» TASK DATA

--*--

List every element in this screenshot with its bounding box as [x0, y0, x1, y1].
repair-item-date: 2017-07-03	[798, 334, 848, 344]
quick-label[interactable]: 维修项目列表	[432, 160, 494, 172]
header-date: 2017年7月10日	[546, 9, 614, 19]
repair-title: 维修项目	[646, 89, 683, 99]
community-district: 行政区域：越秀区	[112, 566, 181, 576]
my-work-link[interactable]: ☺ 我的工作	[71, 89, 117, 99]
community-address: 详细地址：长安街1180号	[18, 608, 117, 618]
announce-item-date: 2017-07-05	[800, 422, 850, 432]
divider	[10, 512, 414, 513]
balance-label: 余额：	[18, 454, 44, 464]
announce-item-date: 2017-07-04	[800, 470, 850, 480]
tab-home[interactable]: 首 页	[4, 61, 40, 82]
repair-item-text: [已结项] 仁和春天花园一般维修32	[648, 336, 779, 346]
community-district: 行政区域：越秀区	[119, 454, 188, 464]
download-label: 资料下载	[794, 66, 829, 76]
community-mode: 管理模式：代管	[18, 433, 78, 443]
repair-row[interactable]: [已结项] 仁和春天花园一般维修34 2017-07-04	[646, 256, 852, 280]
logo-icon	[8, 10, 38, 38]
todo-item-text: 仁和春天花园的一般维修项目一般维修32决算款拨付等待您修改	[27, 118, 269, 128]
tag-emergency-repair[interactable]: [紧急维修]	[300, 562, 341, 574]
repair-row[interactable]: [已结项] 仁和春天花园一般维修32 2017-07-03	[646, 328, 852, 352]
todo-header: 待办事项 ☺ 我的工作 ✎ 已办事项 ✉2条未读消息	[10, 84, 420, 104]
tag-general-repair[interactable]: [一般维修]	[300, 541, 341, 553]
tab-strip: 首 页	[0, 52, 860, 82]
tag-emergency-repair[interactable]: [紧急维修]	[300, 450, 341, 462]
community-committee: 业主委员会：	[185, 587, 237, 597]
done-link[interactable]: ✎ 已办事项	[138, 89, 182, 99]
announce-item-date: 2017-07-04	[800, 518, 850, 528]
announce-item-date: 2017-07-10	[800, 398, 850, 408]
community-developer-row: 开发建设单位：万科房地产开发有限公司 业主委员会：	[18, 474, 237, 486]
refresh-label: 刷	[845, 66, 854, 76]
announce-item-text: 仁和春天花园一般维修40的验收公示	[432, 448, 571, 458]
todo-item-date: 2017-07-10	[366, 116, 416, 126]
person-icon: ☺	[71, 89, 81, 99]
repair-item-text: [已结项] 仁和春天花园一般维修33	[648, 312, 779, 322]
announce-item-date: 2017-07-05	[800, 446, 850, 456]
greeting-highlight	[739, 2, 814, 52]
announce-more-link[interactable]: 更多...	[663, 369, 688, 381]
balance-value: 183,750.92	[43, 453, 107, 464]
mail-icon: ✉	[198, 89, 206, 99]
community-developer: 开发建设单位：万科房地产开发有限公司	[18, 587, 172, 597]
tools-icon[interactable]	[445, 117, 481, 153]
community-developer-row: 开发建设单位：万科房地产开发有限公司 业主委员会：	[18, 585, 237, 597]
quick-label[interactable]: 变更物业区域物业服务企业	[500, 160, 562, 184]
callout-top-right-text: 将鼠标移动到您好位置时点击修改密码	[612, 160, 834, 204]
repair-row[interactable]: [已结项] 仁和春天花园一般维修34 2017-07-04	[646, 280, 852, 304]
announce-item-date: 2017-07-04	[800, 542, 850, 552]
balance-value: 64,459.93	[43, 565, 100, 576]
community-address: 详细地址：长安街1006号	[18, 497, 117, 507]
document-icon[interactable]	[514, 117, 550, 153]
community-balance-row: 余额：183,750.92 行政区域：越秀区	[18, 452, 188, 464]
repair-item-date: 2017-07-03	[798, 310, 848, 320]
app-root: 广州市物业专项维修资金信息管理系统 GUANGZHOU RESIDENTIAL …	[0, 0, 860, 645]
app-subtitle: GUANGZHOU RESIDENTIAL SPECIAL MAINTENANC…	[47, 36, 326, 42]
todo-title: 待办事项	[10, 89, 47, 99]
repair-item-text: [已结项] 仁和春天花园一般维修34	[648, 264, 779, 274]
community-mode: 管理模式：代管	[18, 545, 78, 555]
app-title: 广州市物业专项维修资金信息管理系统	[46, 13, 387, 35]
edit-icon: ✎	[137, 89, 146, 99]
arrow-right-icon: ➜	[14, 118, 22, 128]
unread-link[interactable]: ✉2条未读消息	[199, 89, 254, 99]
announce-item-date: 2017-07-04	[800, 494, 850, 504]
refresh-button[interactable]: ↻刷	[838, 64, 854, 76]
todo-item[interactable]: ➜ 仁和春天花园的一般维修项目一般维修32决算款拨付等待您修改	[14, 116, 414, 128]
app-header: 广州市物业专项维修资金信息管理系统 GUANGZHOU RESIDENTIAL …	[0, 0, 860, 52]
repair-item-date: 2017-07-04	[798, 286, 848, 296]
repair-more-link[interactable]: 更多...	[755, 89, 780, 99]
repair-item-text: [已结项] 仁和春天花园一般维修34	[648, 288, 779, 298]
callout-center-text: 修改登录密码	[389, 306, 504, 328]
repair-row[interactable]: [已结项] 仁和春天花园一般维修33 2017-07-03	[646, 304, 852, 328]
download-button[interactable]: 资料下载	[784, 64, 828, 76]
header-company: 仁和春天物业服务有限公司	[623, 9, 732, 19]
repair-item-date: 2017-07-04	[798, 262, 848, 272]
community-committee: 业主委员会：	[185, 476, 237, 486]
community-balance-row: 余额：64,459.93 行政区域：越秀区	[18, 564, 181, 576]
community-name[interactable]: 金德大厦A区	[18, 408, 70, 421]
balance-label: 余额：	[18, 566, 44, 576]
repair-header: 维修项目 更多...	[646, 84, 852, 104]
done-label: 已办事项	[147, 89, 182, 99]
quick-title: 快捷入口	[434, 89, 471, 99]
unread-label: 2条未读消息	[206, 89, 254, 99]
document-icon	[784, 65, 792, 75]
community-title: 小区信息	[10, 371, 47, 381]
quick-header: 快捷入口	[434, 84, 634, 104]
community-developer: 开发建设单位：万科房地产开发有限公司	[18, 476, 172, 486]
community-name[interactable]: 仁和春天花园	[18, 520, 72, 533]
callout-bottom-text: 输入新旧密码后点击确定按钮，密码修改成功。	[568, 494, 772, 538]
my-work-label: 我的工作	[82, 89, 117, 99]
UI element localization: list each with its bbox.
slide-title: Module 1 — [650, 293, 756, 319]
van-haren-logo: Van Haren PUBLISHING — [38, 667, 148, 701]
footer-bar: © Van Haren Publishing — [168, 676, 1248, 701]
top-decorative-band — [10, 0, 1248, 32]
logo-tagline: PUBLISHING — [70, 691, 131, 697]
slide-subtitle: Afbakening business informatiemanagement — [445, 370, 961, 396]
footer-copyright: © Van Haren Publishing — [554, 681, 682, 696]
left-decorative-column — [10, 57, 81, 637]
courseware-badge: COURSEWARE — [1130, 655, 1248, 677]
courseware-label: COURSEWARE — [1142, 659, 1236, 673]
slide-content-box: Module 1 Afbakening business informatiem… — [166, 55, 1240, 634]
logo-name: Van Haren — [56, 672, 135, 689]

--*--

» DIRECTION
Copy out all of the data above, line by line, without changing a single character.

» WRITTEN RESPONSE
List every element in this screenshot with its bounding box as [x0, y0, x1, y1].
repair-item-date: 2017-07-03	[798, 334, 848, 344]
quick-label[interactable]: 维修项目列表	[432, 160, 494, 172]
header-date: 2017年7月10日	[546, 9, 614, 19]
repair-title: 维修项目	[646, 89, 683, 99]
community-district: 行政区域：越秀区	[112, 566, 181, 576]
my-work-link[interactable]: ☺ 我的工作	[71, 89, 117, 99]
community-address: 详细地址：长安街1180号	[18, 608, 117, 618]
announce-item-date: 2017-07-05	[800, 422, 850, 432]
divider	[10, 512, 414, 513]
balance-label: 余额：	[18, 454, 44, 464]
announce-item-date: 2017-07-04	[800, 470, 850, 480]
tab-home[interactable]: 首 页	[4, 61, 40, 82]
repair-item-text: [已结项] 仁和春天花园一般维修32	[648, 336, 779, 346]
community-district: 行政区域：越秀区	[119, 454, 188, 464]
download-label: 资料下载	[794, 66, 829, 76]
community-mode: 管理模式：代管	[18, 433, 78, 443]
repair-row[interactable]: [已结项] 仁和春天花园一般维修34 2017-07-04	[646, 256, 852, 280]
logo-icon	[8, 10, 38, 38]
todo-item-text: 仁和春天花园的一般维修项目一般维修32决算款拨付等待您修改	[27, 118, 269, 128]
tag-emergency-repair[interactable]: [紧急维修]	[300, 562, 341, 574]
repair-row[interactable]: [已结项] 仁和春天花园一般维修32 2017-07-03	[646, 328, 852, 352]
todo-header: 待办事项 ☺ 我的工作 ✎ 已办事项 ✉2条未读消息	[10, 84, 420, 104]
tag-general-repair[interactable]: [一般维修]	[300, 541, 341, 553]
tab-strip: 首 页	[0, 52, 860, 82]
tag-emergency-repair[interactable]: [紧急维修]	[300, 450, 341, 462]
community-committee: 业主委员会：	[185, 587, 237, 597]
done-link[interactable]: ✎ 已办事项	[138, 89, 182, 99]
announce-item-date: 2017-07-04	[800, 518, 850, 528]
announce-item-date: 2017-07-10	[800, 398, 850, 408]
community-developer-row: 开发建设单位：万科房地产开发有限公司 业主委员会：	[18, 474, 237, 486]
refresh-label: 刷	[845, 66, 854, 76]
announce-item-text: 仁和春天花园一般维修40的验收公示	[432, 448, 571, 458]
todo-item-date: 2017-07-10	[366, 116, 416, 126]
person-icon: ☺	[71, 89, 81, 99]
repair-item-text: [已结项] 仁和春天花园一般维修33	[648, 312, 779, 322]
announce-item-date: 2017-07-05	[800, 446, 850, 456]
greeting-highlight	[739, 2, 814, 52]
announce-more-link[interactable]: 更多...	[663, 369, 688, 381]
balance-value: 183,750.92	[43, 453, 107, 464]
mail-icon: ✉	[198, 89, 206, 99]
community-developer: 开发建设单位：万科房地产开发有限公司	[18, 587, 172, 597]
tools-icon[interactable]	[445, 117, 481, 153]
community-developer-row: 开发建设单位：万科房地产开发有限公司 业主委员会：	[18, 585, 237, 597]
quick-label[interactable]: 变更物业区域物业服务企业	[500, 160, 562, 184]
callout-top-right-text: 将鼠标移动到您好位置时点击修改密码	[612, 160, 834, 204]
repair-row[interactable]: [已结项] 仁和春天花园一般维修34 2017-07-04	[646, 280, 852, 304]
announce-item-date: 2017-07-04	[800, 542, 850, 552]
balance-value: 64,459.93	[43, 565, 100, 576]
community-address: 详细地址：长安街1006号	[18, 497, 117, 507]
document-icon[interactable]	[514, 117, 550, 153]
community-balance-row: 余额：183,750.92 行政区域：越秀区	[18, 452, 188, 464]
repair-item-date: 2017-07-03	[798, 310, 848, 320]
app-root: 广州市物业专项维修资金信息管理系统 GUANGZHOU RESIDENTIAL …	[0, 0, 860, 645]
app-subtitle: GUANGZHOU RESIDENTIAL SPECIAL MAINTENANC…	[47, 36, 326, 42]
todo-title: 待办事项	[10, 89, 47, 99]
repair-item-text: [已结项] 仁和春天花园一般维修34	[648, 264, 779, 274]
community-mode: 管理模式：代管	[18, 545, 78, 555]
app-title: 广州市物业专项维修资金信息管理系统	[46, 13, 387, 35]
edit-icon: ✎	[137, 89, 146, 99]
arrow-right-icon: ➜	[14, 118, 22, 128]
unread-link[interactable]: ✉2条未读消息	[199, 89, 254, 99]
announce-item-date: 2017-07-04	[800, 494, 850, 504]
refresh-button[interactable]: ↻刷	[838, 64, 854, 76]
todo-item[interactable]: ➜ 仁和春天花园的一般维修项目一般维修32决算款拨付等待您修改	[14, 116, 414, 128]
app-header: 广州市物业专项维修资金信息管理系统 GUANGZHOU RESIDENTIAL …	[0, 0, 860, 52]
repair-item-date: 2017-07-04	[798, 286, 848, 296]
repair-more-link[interactable]: 更多...	[755, 89, 780, 99]
repair-item-text: [已结项] 仁和春天花园一般维修34	[648, 288, 779, 298]
callout-center-text: 修改登录密码	[389, 306, 504, 328]
repair-row[interactable]: [已结项] 仁和春天花园一般维修33 2017-07-03	[646, 304, 852, 328]
download-button[interactable]: 资料下载	[784, 64, 828, 76]
header-company: 仁和春天物业服务有限公司	[623, 9, 732, 19]
repair-item-date: 2017-07-04	[798, 262, 848, 272]
community-committee: 业主委员会：	[185, 476, 237, 486]
community-balance-row: 余额：64,459.93 行政区域：越秀区	[18, 564, 181, 576]
community-name[interactable]: 金德大厦A区	[18, 408, 70, 421]
balance-label: 余额：	[18, 566, 44, 576]
repair-header: 维修项目 更多...	[646, 84, 852, 104]
done-label: 已办事项	[147, 89, 182, 99]
quick-title: 快捷入口	[434, 89, 471, 99]
unread-label: 2条未读消息	[206, 89, 254, 99]
document-icon	[784, 65, 792, 75]
community-title: 小区信息	[10, 371, 47, 381]
quick-header: 快捷入口	[434, 84, 634, 104]
community-developer: 开发建设单位：万科房地产开发有限公司	[18, 476, 172, 486]
community-name[interactable]: 仁和春天花园	[18, 520, 72, 533]
callout-bottom-text: 输入新旧密码后点击确定按钮，密码修改成功。	[568, 494, 772, 538]
my-work-label: 我的工作	[82, 89, 117, 99]
UI element localization: list each with its bbox.
slide-title: Module 1 — [650, 293, 756, 319]
van-haren-logo: Van Haren PUBLISHING — [38, 667, 148, 701]
footer-bar: © Van Haren Publishing — [168, 676, 1248, 701]
top-decorative-band — [10, 0, 1248, 32]
logo-tagline: PUBLISHING — [70, 691, 131, 697]
slide-subtitle: Afbakening business informatiemanagement — [445, 370, 961, 396]
footer-copyright: © Van Haren Publishing — [554, 681, 682, 696]
left-decorative-column — [10, 57, 81, 637]
courseware-badge: COURSEWARE — [1130, 655, 1248, 677]
courseware-label: COURSEWARE — [1142, 659, 1236, 673]
slide-content-box: Module 1 Afbakening business informatiem… — [166, 55, 1240, 634]
logo-name: Van Haren — [56, 672, 135, 689]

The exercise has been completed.